> **What is required**
Which lines hold the word "уведомление"? Copy each of them from the material.

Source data
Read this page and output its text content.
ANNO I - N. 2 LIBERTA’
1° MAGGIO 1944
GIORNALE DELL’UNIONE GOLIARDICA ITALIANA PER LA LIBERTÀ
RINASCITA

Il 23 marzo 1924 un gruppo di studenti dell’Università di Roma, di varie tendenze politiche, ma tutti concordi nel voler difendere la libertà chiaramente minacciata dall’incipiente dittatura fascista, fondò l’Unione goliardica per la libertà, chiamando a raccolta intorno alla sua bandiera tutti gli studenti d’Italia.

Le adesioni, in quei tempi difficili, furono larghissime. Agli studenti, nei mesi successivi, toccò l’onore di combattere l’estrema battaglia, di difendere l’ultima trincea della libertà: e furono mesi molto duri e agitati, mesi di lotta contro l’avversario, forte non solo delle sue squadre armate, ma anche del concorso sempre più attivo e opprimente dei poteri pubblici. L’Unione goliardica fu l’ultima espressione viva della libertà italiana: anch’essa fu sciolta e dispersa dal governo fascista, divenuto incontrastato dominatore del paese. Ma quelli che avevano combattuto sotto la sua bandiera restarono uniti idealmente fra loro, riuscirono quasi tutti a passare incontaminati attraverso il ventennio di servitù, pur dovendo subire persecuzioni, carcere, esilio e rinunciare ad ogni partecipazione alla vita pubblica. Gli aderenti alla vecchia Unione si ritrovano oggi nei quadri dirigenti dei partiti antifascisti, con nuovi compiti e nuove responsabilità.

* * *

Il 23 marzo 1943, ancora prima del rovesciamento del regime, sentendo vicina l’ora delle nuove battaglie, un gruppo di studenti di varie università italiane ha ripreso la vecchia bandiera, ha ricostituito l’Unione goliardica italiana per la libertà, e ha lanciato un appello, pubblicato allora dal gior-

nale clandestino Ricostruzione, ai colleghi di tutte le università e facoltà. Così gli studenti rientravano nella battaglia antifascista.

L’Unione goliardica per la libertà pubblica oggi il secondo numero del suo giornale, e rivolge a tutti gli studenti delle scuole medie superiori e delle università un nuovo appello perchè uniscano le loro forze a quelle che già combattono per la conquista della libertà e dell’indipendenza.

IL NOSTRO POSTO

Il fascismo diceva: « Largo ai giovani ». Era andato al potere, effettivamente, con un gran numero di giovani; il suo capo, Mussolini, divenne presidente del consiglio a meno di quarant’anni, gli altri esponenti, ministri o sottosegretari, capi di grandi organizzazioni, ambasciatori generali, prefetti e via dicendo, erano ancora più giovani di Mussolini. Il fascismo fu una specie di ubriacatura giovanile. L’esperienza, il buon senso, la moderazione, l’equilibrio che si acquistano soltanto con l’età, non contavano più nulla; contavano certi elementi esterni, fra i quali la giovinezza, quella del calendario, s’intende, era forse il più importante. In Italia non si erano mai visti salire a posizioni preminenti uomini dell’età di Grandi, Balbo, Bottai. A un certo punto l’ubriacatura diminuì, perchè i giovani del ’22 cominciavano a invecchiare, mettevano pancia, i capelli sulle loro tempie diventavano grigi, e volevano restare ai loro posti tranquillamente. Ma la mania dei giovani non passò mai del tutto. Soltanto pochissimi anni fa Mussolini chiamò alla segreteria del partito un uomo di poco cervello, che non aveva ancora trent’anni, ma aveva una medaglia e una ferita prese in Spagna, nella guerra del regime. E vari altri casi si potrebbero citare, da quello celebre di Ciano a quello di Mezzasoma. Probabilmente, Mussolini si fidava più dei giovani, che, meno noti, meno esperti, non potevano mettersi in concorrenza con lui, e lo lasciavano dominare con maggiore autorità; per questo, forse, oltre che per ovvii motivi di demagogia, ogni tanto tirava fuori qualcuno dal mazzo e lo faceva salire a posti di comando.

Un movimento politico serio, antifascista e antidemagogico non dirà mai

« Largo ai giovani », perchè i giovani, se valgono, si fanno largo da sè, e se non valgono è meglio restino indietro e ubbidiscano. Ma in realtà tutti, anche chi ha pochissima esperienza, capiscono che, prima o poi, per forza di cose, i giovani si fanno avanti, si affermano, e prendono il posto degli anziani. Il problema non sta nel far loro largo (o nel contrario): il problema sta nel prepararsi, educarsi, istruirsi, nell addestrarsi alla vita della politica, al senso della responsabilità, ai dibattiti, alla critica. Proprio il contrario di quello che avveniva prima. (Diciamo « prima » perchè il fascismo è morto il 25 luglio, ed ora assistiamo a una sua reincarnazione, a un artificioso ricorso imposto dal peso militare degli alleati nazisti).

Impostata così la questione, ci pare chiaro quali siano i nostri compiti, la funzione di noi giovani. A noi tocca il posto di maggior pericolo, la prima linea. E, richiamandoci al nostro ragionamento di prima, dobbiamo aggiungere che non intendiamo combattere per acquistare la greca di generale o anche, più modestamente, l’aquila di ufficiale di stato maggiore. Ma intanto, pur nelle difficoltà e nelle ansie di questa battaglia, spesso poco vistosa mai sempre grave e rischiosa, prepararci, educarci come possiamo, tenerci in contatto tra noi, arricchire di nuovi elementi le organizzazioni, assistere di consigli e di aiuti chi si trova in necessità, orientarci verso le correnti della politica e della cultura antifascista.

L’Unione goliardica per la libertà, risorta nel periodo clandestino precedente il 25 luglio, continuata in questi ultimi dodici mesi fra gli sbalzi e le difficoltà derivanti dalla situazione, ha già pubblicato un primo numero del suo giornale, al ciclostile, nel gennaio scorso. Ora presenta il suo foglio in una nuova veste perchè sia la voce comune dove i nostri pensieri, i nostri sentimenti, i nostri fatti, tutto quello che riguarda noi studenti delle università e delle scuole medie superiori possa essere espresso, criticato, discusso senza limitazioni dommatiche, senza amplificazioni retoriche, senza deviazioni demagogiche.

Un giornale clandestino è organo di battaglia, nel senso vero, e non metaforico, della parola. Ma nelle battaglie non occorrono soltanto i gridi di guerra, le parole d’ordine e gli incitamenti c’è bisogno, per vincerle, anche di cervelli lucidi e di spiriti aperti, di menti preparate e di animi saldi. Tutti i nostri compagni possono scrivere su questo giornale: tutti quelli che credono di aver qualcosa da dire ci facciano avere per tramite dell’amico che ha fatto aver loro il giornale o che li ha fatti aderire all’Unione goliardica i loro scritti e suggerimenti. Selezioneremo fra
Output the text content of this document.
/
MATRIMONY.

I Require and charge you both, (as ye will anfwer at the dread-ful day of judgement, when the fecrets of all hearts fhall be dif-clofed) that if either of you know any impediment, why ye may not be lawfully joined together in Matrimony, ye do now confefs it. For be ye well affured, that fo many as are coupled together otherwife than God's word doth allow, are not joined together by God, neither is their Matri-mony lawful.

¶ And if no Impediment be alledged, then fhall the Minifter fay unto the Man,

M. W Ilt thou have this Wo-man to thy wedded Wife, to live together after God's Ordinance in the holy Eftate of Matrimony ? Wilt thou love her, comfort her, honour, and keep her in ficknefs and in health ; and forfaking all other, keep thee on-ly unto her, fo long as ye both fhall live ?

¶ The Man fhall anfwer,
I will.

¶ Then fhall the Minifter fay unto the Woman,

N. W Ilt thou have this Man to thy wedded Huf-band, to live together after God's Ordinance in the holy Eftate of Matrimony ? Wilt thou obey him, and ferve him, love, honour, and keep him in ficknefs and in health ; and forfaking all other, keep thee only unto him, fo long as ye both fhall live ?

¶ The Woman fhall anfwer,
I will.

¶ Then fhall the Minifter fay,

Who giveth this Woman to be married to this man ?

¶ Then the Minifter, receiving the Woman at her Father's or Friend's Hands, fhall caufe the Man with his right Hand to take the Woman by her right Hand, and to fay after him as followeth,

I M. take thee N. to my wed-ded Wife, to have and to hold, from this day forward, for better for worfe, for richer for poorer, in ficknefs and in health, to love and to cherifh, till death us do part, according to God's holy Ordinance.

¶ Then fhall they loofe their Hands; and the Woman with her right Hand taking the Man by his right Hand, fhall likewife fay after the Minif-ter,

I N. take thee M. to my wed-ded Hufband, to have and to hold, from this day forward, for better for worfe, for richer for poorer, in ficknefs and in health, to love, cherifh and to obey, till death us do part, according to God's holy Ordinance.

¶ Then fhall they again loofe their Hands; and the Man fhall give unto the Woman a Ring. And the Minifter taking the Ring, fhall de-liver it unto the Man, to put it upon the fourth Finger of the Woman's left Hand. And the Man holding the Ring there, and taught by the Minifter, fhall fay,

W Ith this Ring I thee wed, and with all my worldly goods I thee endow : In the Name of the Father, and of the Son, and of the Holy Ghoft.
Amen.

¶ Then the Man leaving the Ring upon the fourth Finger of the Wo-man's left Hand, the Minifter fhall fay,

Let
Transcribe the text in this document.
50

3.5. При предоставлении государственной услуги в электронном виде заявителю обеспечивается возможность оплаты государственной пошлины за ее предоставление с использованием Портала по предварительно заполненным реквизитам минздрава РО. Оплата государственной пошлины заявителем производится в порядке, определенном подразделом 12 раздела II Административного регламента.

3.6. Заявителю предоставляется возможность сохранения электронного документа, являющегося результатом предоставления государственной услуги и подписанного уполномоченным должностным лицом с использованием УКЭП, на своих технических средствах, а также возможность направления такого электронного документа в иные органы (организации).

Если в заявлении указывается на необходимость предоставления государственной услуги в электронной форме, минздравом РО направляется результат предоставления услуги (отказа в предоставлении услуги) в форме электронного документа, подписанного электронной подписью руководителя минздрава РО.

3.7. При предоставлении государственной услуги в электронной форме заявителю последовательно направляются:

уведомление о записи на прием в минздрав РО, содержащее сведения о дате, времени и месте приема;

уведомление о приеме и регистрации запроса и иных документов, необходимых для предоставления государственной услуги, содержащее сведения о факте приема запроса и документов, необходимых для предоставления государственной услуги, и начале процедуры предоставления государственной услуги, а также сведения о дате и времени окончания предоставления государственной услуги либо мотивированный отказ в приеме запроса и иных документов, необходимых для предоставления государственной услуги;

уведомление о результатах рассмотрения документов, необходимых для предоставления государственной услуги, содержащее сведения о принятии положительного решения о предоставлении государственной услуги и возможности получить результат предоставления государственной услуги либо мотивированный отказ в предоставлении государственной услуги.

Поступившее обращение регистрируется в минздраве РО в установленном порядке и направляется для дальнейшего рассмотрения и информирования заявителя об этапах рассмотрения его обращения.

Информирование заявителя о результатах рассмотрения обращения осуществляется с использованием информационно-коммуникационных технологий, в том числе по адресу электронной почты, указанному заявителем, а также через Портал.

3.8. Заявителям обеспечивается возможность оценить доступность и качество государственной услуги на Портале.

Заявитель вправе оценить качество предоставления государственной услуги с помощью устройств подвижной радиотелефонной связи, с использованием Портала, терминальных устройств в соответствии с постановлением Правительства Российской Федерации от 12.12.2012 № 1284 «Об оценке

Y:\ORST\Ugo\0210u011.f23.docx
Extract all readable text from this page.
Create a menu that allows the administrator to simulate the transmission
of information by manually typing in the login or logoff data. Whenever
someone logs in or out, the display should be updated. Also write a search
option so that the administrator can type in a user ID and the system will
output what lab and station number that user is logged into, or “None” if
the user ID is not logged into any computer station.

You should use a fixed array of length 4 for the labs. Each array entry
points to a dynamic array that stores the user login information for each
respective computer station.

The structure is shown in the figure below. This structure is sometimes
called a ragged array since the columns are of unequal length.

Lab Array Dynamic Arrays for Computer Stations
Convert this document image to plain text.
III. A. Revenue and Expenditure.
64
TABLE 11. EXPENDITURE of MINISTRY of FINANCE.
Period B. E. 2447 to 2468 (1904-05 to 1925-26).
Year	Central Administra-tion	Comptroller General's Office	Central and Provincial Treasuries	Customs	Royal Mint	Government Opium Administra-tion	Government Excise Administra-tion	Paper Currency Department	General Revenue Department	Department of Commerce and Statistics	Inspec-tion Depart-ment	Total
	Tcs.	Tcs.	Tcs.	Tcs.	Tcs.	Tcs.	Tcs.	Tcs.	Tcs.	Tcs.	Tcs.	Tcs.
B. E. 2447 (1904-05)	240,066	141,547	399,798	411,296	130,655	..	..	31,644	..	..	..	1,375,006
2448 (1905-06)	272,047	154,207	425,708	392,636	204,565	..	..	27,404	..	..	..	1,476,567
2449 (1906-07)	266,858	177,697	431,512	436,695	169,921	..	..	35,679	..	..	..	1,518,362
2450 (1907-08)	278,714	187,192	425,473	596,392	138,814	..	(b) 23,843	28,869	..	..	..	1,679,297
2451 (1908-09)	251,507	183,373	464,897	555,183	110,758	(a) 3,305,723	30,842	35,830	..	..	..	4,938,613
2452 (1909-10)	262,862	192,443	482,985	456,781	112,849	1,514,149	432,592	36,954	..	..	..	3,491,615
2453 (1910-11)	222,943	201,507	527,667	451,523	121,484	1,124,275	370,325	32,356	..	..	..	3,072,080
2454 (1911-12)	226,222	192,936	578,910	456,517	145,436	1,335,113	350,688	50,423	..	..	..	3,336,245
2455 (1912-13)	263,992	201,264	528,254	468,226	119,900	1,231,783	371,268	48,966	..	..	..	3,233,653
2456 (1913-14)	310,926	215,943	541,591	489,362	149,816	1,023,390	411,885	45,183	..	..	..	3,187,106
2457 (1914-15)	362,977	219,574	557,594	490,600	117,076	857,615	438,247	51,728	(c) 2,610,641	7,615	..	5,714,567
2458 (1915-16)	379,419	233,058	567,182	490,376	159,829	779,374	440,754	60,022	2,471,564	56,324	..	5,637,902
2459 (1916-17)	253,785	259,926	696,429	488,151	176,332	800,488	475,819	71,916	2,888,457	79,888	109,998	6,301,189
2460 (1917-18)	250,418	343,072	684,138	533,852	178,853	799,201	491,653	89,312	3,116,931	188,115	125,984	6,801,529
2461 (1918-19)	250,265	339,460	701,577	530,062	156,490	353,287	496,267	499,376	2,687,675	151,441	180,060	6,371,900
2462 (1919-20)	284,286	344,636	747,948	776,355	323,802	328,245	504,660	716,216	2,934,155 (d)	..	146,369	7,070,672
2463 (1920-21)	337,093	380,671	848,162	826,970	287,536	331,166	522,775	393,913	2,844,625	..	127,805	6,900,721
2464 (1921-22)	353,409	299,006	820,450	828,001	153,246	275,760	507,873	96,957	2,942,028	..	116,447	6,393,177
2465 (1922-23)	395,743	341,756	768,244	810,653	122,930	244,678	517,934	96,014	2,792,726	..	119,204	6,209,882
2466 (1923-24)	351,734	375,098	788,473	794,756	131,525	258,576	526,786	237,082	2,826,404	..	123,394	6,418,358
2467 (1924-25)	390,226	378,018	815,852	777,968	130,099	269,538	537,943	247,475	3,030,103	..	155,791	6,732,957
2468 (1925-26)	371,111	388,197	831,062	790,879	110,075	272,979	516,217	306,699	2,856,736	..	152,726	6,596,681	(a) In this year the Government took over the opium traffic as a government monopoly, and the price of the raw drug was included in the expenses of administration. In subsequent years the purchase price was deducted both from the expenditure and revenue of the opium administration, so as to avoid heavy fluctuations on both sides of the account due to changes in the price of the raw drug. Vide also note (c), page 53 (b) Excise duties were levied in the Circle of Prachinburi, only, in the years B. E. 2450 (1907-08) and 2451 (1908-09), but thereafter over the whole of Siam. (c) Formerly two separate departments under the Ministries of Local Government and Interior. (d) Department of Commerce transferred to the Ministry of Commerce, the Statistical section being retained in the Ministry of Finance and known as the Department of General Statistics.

> **Result for this exercise**
уведомление о записи на прием в минздрав РО, содержащее сведения о дате, времени и месте приема;
уведомление о приеме и регистрации запроса и иных документов, необходимых для предоставления государственной услуги, содержащее сведения о факте приема запроса и документов, необходимых для предоставления государственной услуги, и начале процедуры предоставления государственной услуги, а также сведения о дате и времени окончания предоставления государственной услуги либо мотивированный отказ в приеме запроса и иных документов, необходимых для предоставления государственной услуги;
уведомление о результатах рассмотрения документов, необходимых для предоставления государственной услуги, содержащее сведения о принятии положительного решения о предоставлении государственной услуги и возможности получить результат предоставления государственной услуги либо мотивированный отказ в предоставлении государственной услуги.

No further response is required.